[Collected data entries]
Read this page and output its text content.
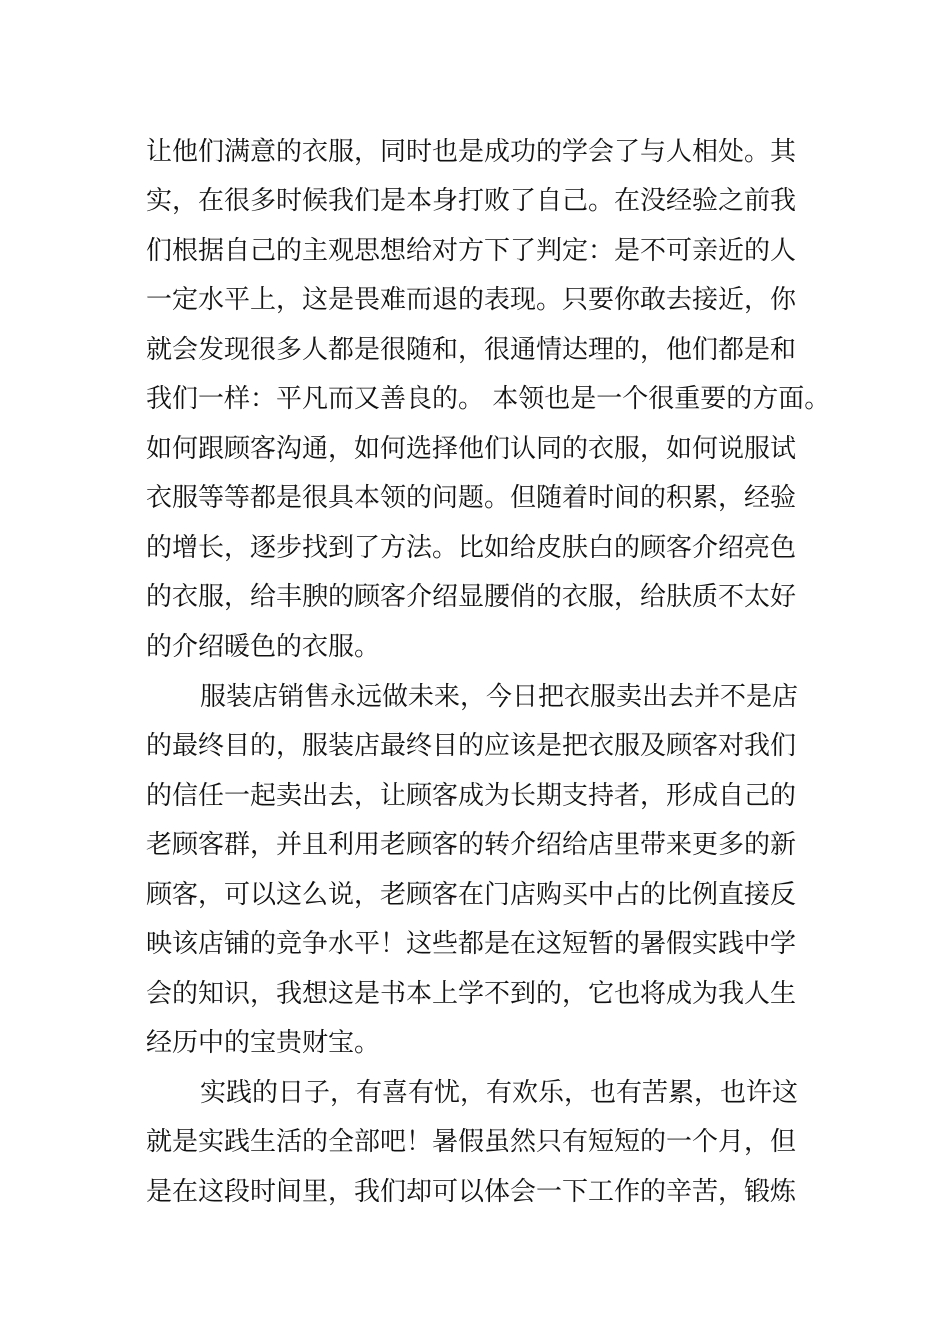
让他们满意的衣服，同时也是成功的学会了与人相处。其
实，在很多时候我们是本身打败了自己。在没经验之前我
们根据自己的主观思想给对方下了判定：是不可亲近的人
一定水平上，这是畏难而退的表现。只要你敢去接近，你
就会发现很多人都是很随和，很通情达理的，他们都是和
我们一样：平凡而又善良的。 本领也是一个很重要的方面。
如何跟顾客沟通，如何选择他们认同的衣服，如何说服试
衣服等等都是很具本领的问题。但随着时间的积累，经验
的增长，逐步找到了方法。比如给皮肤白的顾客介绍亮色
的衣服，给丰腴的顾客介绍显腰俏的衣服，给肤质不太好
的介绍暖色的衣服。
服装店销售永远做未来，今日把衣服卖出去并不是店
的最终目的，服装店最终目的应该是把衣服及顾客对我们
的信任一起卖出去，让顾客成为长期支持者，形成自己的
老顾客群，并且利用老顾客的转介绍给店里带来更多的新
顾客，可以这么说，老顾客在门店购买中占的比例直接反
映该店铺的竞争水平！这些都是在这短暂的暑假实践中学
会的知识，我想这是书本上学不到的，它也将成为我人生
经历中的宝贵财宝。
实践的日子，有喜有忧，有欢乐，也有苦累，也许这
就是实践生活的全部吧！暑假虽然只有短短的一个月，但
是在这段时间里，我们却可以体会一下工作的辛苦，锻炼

▶ _What is expected_: Copy everything in the records above except the pictures, exactly as written.

▶ _Response to this task_:
Read this page and output its text content.
让他们满意的衣服，同时也是成功的学会了与人相处。其
实，在很多时候我们是本身打败了自己。在没经验之前我
们根据自己的主观思想给对方下了判定：是不可亲近的人
一定水平上，这是畏难而退的表现。只要你敢去接近，你
就会发现很多人都是很随和，很通情达理的，他们都是和
我们一样：平凡而又善良的。 本领也是一个很重要的方面。
如何跟顾客沟通，如何选择他们认同的衣服，如何说服试
衣服等等都是很具本领的问题。但随着时间的积累，经验
的增长，逐步找到了方法。比如给皮肤白的顾客介绍亮色
的衣服，给丰腴的顾客介绍显腰俏的衣服，给肤质不太好
的介绍暖色的衣服。
服装店销售永远做未来，今日把衣服卖出去并不是店
的最终目的，服装店最终目的应该是把衣服及顾客对我们
的信任一起卖出去，让顾客成为长期支持者，形成自己的
老顾客群，并且利用老顾客的转介绍给店里带来更多的新
顾客，可以这么说，老顾客在门店购买中占的比例直接反
映该店铺的竞争水平！这些都是在这短暂的暑假实践中学
会的知识，我想这是书本上学不到的，它也将成为我人生
经历中的宝贵财宝。
实践的日子，有喜有忧，有欢乐，也有苦累，也许这
就是实践生活的全部吧！暑假虽然只有短短的一个月，但
是在这段时间里，我们却可以体会一下工作的辛苦，锻炼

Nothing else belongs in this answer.